Data for processing:
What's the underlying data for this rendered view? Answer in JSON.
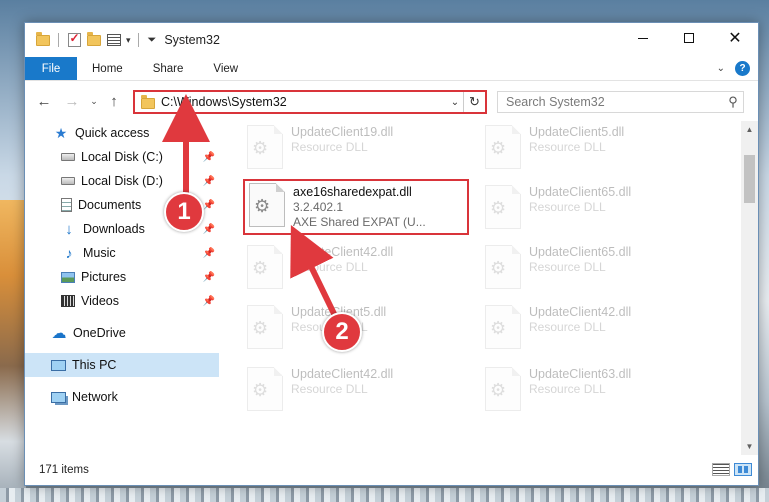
{
  "window": {
    "title": "System32"
  },
  "ribbon": {
    "file_tab": "File",
    "tabs": [
      "Home",
      "Share",
      "View"
    ],
    "help": "?"
  },
  "address": {
    "path": "C:\\Windows\\System32",
    "search_placeholder": "Search System32"
  },
  "sidebar": {
    "items": [
      {
        "label": "Quick access",
        "icon": "star-icon",
        "pinned": false
      },
      {
        "label": "Local Disk (C:)",
        "icon": "disk-icon",
        "pinned": true
      },
      {
        "label": "Local Disk (D:)",
        "icon": "disk-icon",
        "pinned": true
      },
      {
        "label": "Documents",
        "icon": "document-icon",
        "pinned": true
      },
      {
        "label": "Downloads",
        "icon": "download-icon",
        "pinned": true
      },
      {
        "label": "Music",
        "icon": "music-icon",
        "pinned": true
      },
      {
        "label": "Pictures",
        "icon": "pictures-icon",
        "pinned": true
      },
      {
        "label": "Videos",
        "icon": "video-icon",
        "pinned": true
      },
      {
        "label": "OneDrive",
        "icon": "cloud-icon",
        "pinned": false
      },
      {
        "label": "This PC",
        "icon": "computer-icon",
        "pinned": false,
        "selected": true
      },
      {
        "label": "Network",
        "icon": "network-icon",
        "pinned": false
      }
    ]
  },
  "files": [
    {
      "name": "UpdateClient19.dll",
      "sub": "Resource DLL",
      "faded": true
    },
    {
      "name": "UpdateClient5.dll",
      "sub": "Resource DLL",
      "faded": true
    },
    {
      "name": "axe16sharedexpat.dll",
      "version": "3.2.402.1",
      "description": "AXE Shared EXPAT (U...",
      "faded": false,
      "highlighted": true
    },
    {
      "name": "UpdateClient65.dll",
      "sub": "Resource DLL",
      "faded": true
    },
    {
      "name": "UpdateClient42.dll",
      "sub": "Resource DLL",
      "faded": true
    },
    {
      "name": "UpdateClient65.dll",
      "sub": "Resource DLL",
      "faded": true
    },
    {
      "name": "UpdateClient5.dll",
      "sub": "Resource DLL",
      "faded": true
    },
    {
      "name": "UpdateClient42.dll",
      "sub": "Resource DLL",
      "faded": true
    },
    {
      "name": "UpdateClient42.dll",
      "sub": "Resource DLL",
      "faded": true
    },
    {
      "name": "UpdateClient63.dll",
      "sub": "Resource DLL",
      "faded": true
    }
  ],
  "status": {
    "item_count": "171 items"
  },
  "annotations": {
    "step1": "1",
    "step2": "2",
    "color": "#e0393e"
  }
}
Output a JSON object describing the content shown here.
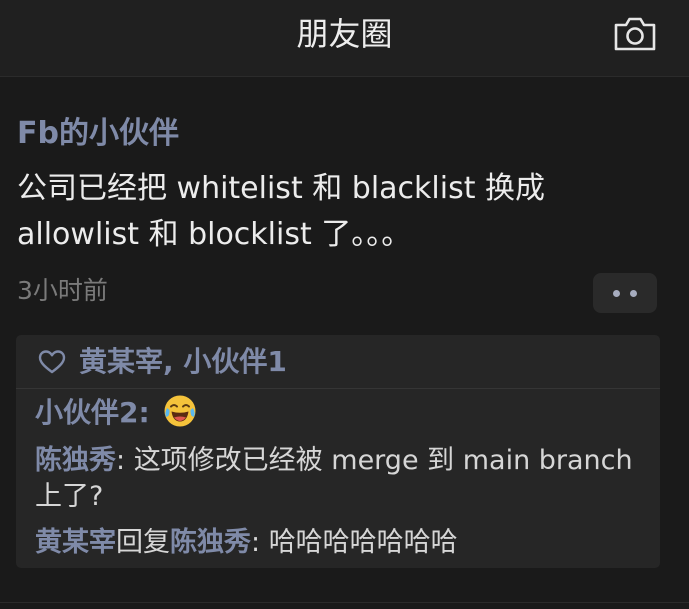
{
  "nav": {
    "title": "朋友圈",
    "camera_icon": "camera-icon"
  },
  "post": {
    "author": "Fb的小伙伴",
    "text_line1": "公司已经把 whitelist 和 blacklist 换成",
    "text_line2": "allowlist 和 blocklist 了。。。",
    "time": "3小时前",
    "more_icon": "more-dots-icon"
  },
  "likes": {
    "icon": "heart-icon",
    "names": "黄某宰, 小伙伴1"
  },
  "comments": [
    {
      "author": "小伙伴2",
      "separator": ": ",
      "emoji": "tears-of-joy-emoji"
    },
    {
      "author": "陈独秀",
      "separator": ": ",
      "text": "这项修改已经被 merge 到 main branch 上了?"
    },
    {
      "author": "黄某宰",
      "reply_word": "回复",
      "reply_to": "陈独秀",
      "separator": ": ",
      "text": "哈哈哈哈哈哈哈"
    }
  ],
  "colors": {
    "background": "#1a1a1a",
    "nav_bg": "#202020",
    "name_blue": "#7f8aa8",
    "text": "#ececec",
    "muted": "#7a7a7a",
    "comment_bg": "#262626"
  }
}
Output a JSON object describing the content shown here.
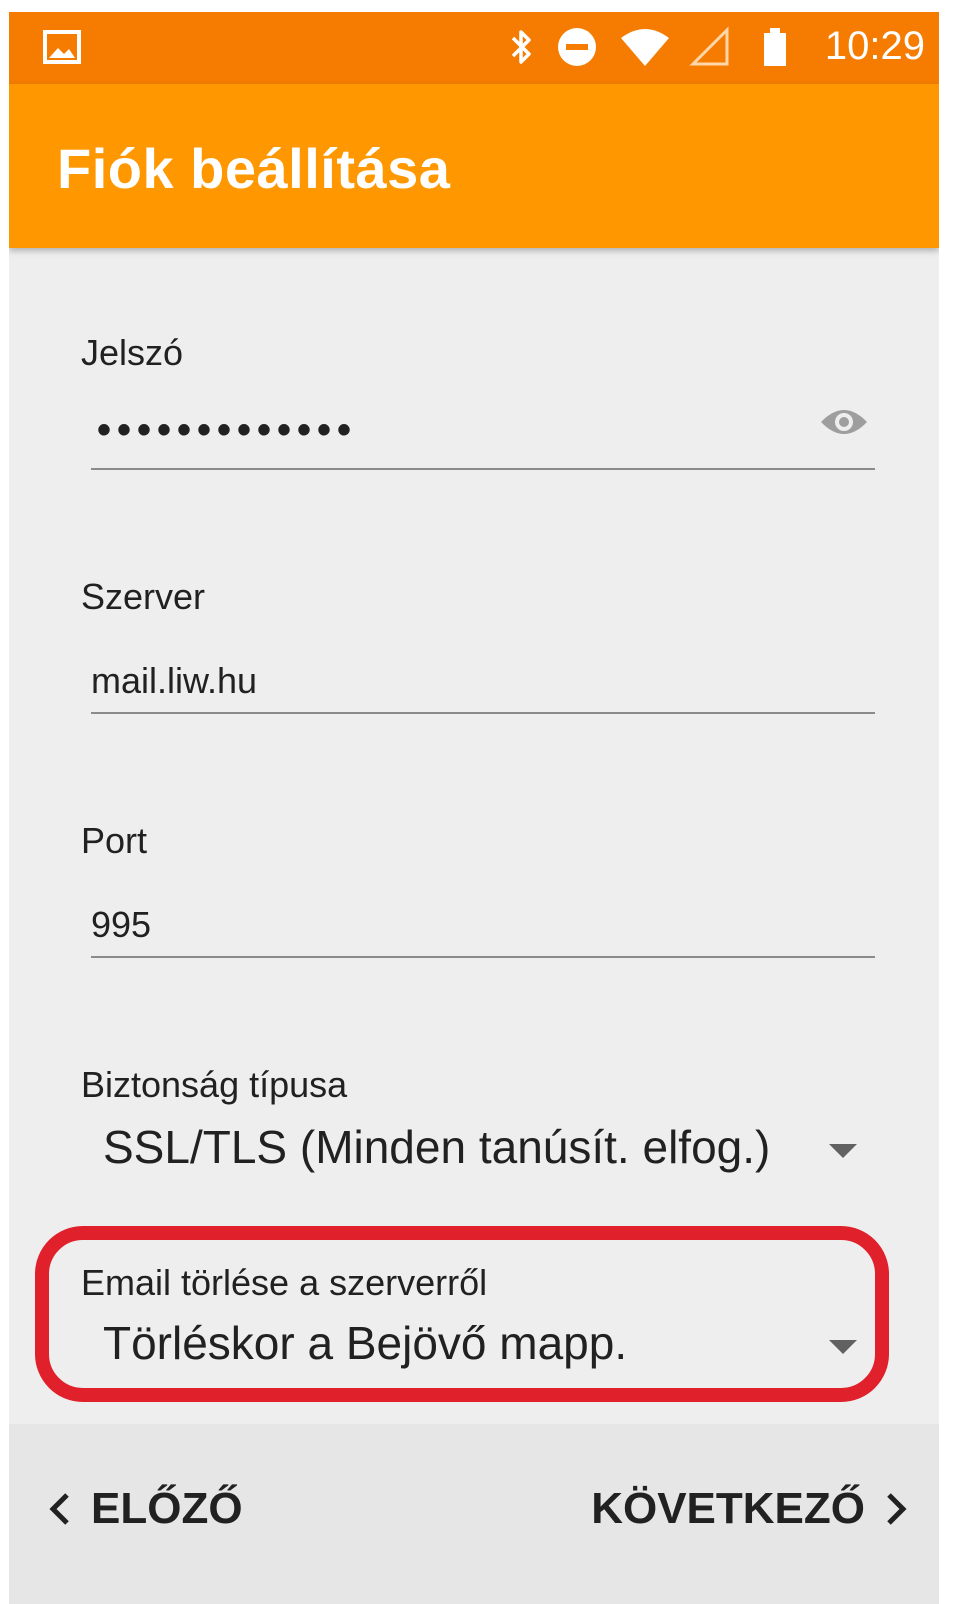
{
  "status_bar": {
    "time": "10:29",
    "icons": [
      "image-icon",
      "bluetooth-icon",
      "do-not-disturb-icon",
      "wifi-icon",
      "cellular-signal-icon",
      "battery-icon"
    ]
  },
  "app_bar": {
    "title": "Fiók beállítása",
    "color": "#ff9800",
    "status_color": "#f57c00"
  },
  "form": {
    "password": {
      "label": "Jelszó",
      "value_masked": "•••••••••••••",
      "toggle_icon": "eye-icon"
    },
    "server": {
      "label": "Szerver",
      "value": "mail.liw.hu"
    },
    "port": {
      "label": "Port",
      "value": "995"
    },
    "security_type": {
      "label": "Biztonság típusa",
      "selected": "SSL/TLS (Minden tanúsít. elfog.)"
    },
    "delete_from_server": {
      "label": "Email törlése a szerverről",
      "selected": "Törléskor a Bejövő mapp.",
      "highlight_color": "#e0202a"
    }
  },
  "navigation": {
    "prev_label": "ELŐZŐ",
    "next_label": "KÖVETKEZŐ"
  }
}
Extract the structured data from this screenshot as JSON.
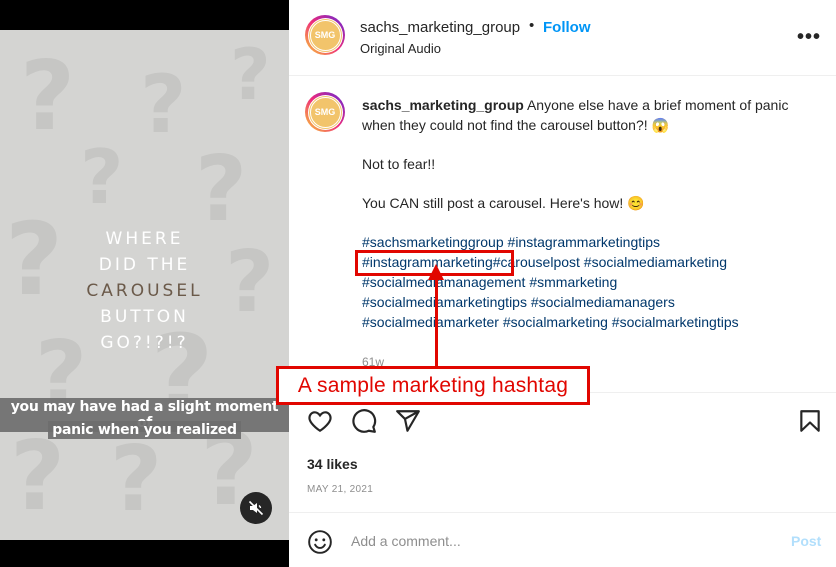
{
  "media": {
    "title_lines": [
      "WHERE",
      "DID THE",
      "CAROUSEL",
      "BUTTON",
      "GO?!?!?"
    ],
    "caption_lines": [
      "you may have had a slight moment of",
      "panic when you realized"
    ],
    "mute_icon": "speaker-muted-icon",
    "background_color": "#d4d4d2"
  },
  "header": {
    "avatar_text": "SMG",
    "username": "sachs_marketing_group",
    "separator": "•",
    "follow_label": "Follow",
    "audio_label": "Original Audio",
    "more_icon": "more-options-icon"
  },
  "comment": {
    "avatar_text": "SMG",
    "username": "sachs_marketing_group",
    "text": " Anyone else have a brief moment of panic when they could not find the carousel button?! 😱",
    "para2": "Not to fear!!",
    "para3": "You CAN still post a carousel. Here's how! 😊",
    "hashtags": [
      "#sachsmarketinggroup",
      "#instagrammarketingtips",
      "#instagrammarketing",
      "#carouselpost",
      "#socialmediamarketing",
      "#socialmediamanagement",
      "#smmarketing",
      "#socialmediamarketingtips",
      "#socialmediamanagers",
      "#socialmediamarketer",
      "#socialmarketing",
      "#socialmarketingtips"
    ],
    "time": "61w"
  },
  "actions": {
    "like_icon": "heart-icon",
    "comment_icon": "comment-icon",
    "share_icon": "share-icon",
    "save_icon": "bookmark-icon"
  },
  "likes": "34 likes",
  "date": "MAY 21, 2021",
  "add_comment": {
    "emoji_icon": "emoji-icon",
    "placeholder": "Add a comment...",
    "post_label": "Post"
  },
  "annotation": {
    "label": "A sample marketing hashtag",
    "color": "#e10600"
  },
  "colors": {
    "link_blue": "#0095f6",
    "hashtag": "#00376b",
    "muted": "#8e8e8e"
  }
}
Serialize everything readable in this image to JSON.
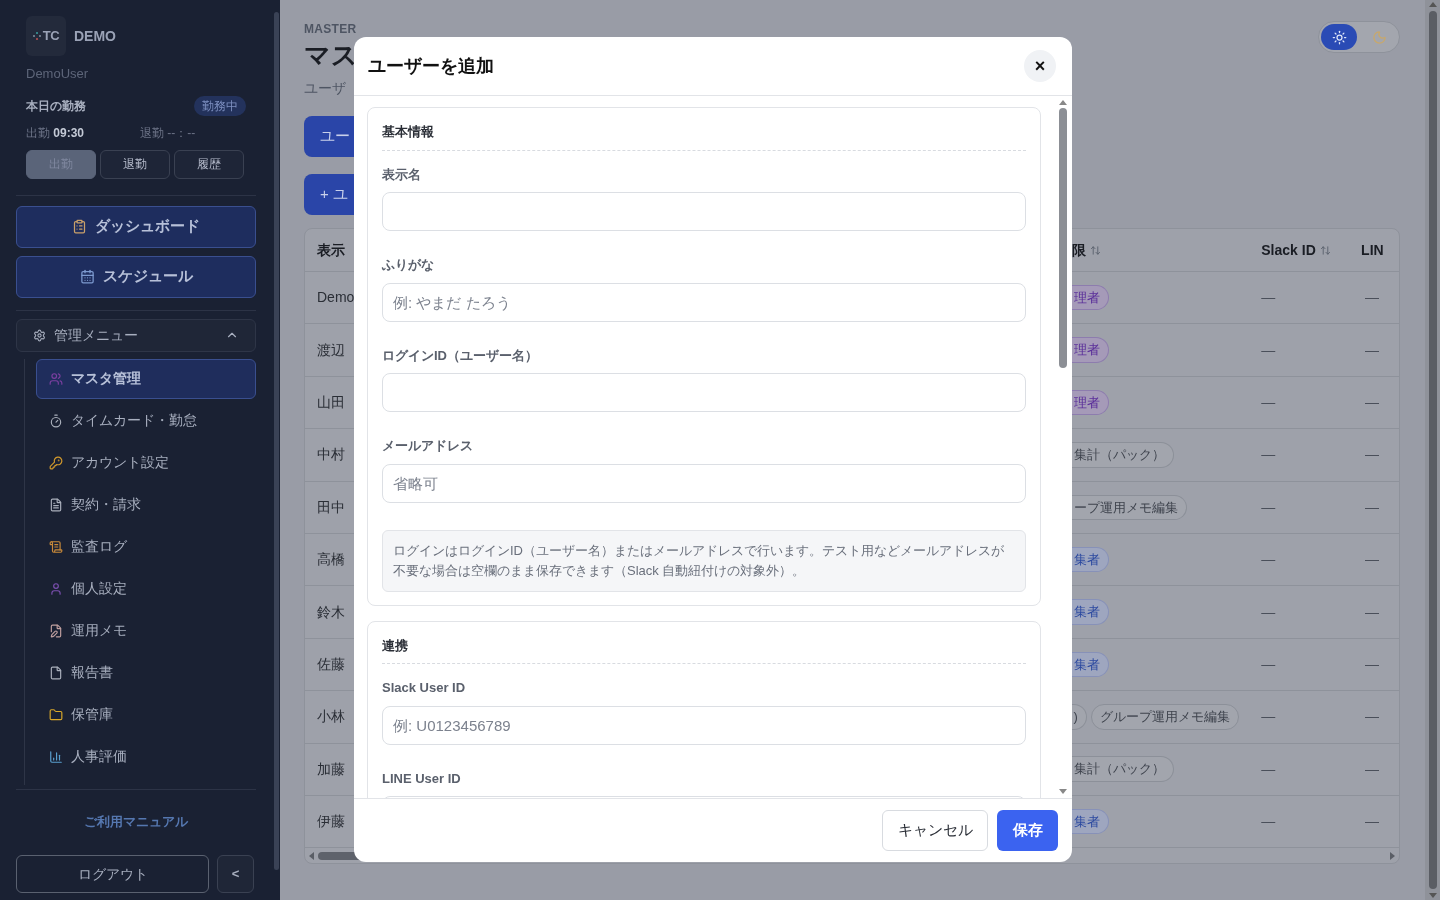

Short exercise: Your task is to reproduce all of the material exactly. The pictures stay out.

Reply:
What's the underlying data for this rendered view? Answer in JSON.
{
  "window": {
    "title": "System32"
  },
  "ribbon": {
    "file_tab": "File",
    "tabs": [
      "Home",
      "Share",
      "View"
    ],
    "help": "?"
  },
  "address": {
    "path": "C:\\Windows\\System32",
    "search_placeholder": "Search System32"
  },
  "sidebar": {
    "items": [
      {
        "label": "Quick access",
        "icon": "star-icon",
        "pinned": false
      },
      {
        "label": "Local Disk (C:)",
        "icon": "disk-icon",
        "pinned": true
      },
      {
        "label": "Local Disk (D:)",
        "icon": "disk-icon",
        "pinned": true
      },
      {
        "label": "Documents",
        "icon": "document-icon",
        "pinned": true
      },
      {
        "label": "Downloads",
        "icon": "download-icon",
        "pinned": true
      },
      {
        "label": "Music",
        "icon": "music-icon",
        "pinned": true
      },
      {
        "label": "Pictures",
        "icon": "pictures-icon",
        "pinned": true
      },
      {
        "label": "Videos",
        "icon": "video-icon",
        "pinned": true
      },
      {
        "label": "OneDrive",
        "icon": "cloud-icon",
        "pinned": false
      },
      {
        "label": "This PC",
        "icon": "computer-icon",
        "pinned": false,
        "selected": true
      },
      {
        "label": "Network",
        "icon": "network-icon",
        "pinned": false
      }
    ]
  },
  "files": [
    {
      "name": "UpdateClient19.dll",
      "sub": "Resource DLL",
      "faded": true
    },
    {
      "name": "UpdateClient5.dll",
      "sub": "Resource DLL",
      "faded": true
    },
    {
      "name": "axe16sharedexpat.dll",
      "version": "3.2.402.1",
      "description": "AXE Shared EXPAT (U...",
      "faded": false,
      "highlighted": true
    },
    {
      "name": "UpdateClient65.dll",
      "sub": "Resource DLL",
      "faded": true
    },
    {
      "name": "UpdateClient42.dll",
      "sub": "Resource DLL",
      "faded": true
    },
    {
      "name": "UpdateClient65.dll",
      "sub": "Resource DLL",
      "faded": true
    },
    {
      "name": "UpdateClient5.dll",
      "sub": "Resource DLL",
      "faded": true
    },
    {
      "name": "UpdateClient42.dll",
      "sub": "Resource DLL",
      "faded": true
    },
    {
      "name": "UpdateClient42.dll",
      "sub": "Resource DLL",
      "faded": true
    },
    {
      "name": "UpdateClient63.dll",
      "sub": "Resource DLL",
      "faded": true
    }
  ],
  "status": {
    "item_count": "171 items"
  },
  "annotations": {
    "step1": "1",
    "step2": "2",
    "color": "#e0393e"
  }
}
Output a JSON object describing the content shown here.
{
  "nav": {
    "title": "朋友圈",
    "camera_icon": "camera-icon"
  },
  "post": {
    "author": "Fb的小伙伴",
    "text_line1": "公司已经把 whitelist 和 blacklist 换成",
    "text_line2": "allowlist 和 blocklist 了。。。",
    "time": "3小时前",
    "more_icon": "more-dots-icon"
  },
  "likes": {
    "icon": "heart-icon",
    "names": "黄某宰, 小伙伴1"
  },
  "comments": [
    {
      "author": "小伙伴2",
      "separator": ": ",
      "emoji": "tears-of-joy-emoji"
    },
    {
      "author": "陈独秀",
      "separator": ": ",
      "text": "这项修改已经被 merge 到 main branch 上了?"
    },
    {
      "author": "黄某宰",
      "reply_word": "回复",
      "reply_to": "陈独秀",
      "separator": ": ",
      "text": "哈哈哈哈哈哈哈"
    }
  ],
  "colors": {
    "background": "#1a1a1a",
    "nav_bg": "#202020",
    "name_blue": "#7f8aa8",
    "text": "#ececec",
    "muted": "#7a7a7a",
    "comment_bg": "#262626"
  }
}
Output a JSON object describing the content shown here.
{
  "status_bar": {
    "time": "10:29",
    "icons": [
      "image-icon",
      "bluetooth-icon",
      "do-not-disturb-icon",
      "wifi-icon",
      "cellular-signal-icon",
      "battery-icon"
    ]
  },
  "app_bar": {
    "title": "Fiók beállítása",
    "color": "#ff9800",
    "status_color": "#f57c00"
  },
  "form": {
    "password": {
      "label": "Jelszó",
      "value_masked": "•••••••••••••",
      "toggle_icon": "eye-icon"
    },
    "server": {
      "label": "Szerver",
      "value": "mail.liw.hu"
    },
    "port": {
      "label": "Port",
      "value": "995"
    },
    "security_type": {
      "label": "Biztonság típusa",
      "selected": "SSL/TLS (Minden tanúsít. elfog.)"
    },
    "delete_from_server": {
      "label": "Email törlése a szerverről",
      "selected": "Törléskor a Bejövő mapp.",
      "highlight_color": "#e0202a"
    }
  },
  "navigation": {
    "prev_label": "ELŐZŐ",
    "next_label": "KÖVETKEZŐ"
  }
}
Extract the structured data from this screenshot as JSON.
{
  "media": {
    "title_lines": [
      "WHERE",
      "DID THE",
      "CAROUSEL",
      "BUTTON",
      "GO?!?!?"
    ],
    "caption_lines": [
      "you may have had a slight moment of",
      "panic when you realized"
    ],
    "mute_icon": "speaker-muted-icon",
    "background_color": "#d4d4d2"
  },
  "header": {
    "avatar_text": "SMG",
    "username": "sachs_marketing_group",
    "separator": "•",
    "follow_label": "Follow",
    "audio_label": "Original Audio",
    "more_icon": "more-options-icon"
  },
  "comment": {
    "avatar_text": "SMG",
    "username": "sachs_marketing_group",
    "text": " Anyone else have a brief moment of panic when they could not find the carousel button?! 😱",
    "para2": "Not to fear!!",
    "para3": "You CAN still post a carousel. Here's how! 😊",
    "hashtags": [
      "#sachsmarketinggroup",
      "#instagrammarketingtips",
      "#instagrammarketing",
      "#carouselpost",
      "#socialmediamarketing",
      "#socialmediamanagement",
      "#smmarketing",
      "#socialmediamarketingtips",
      "#socialmediamanagers",
      "#socialmediamarketer",
      "#socialmarketing",
      "#socialmarketingtips"
    ],
    "time": "61w"
  },
  "actions": {
    "like_icon": "heart-icon",
    "comment_icon": "comment-icon",
    "share_icon": "share-icon",
    "save_icon": "bookmark-icon"
  },
  "likes": "34 likes",
  "date": "MAY 21, 2021",
  "add_comment": {
    "emoji_icon": "emoji-icon",
    "placeholder": "Add a comment...",
    "post_label": "Post"
  },
  "annotation": {
    "label": "A sample marketing hashtag",
    "color": "#e10600"
  },
  "colors": {
    "link_blue": "#0095f6",
    "hashtag": "#00376b",
    "muted": "#8e8e8e"
  }
}
Serialize everything readable in this image to JSON.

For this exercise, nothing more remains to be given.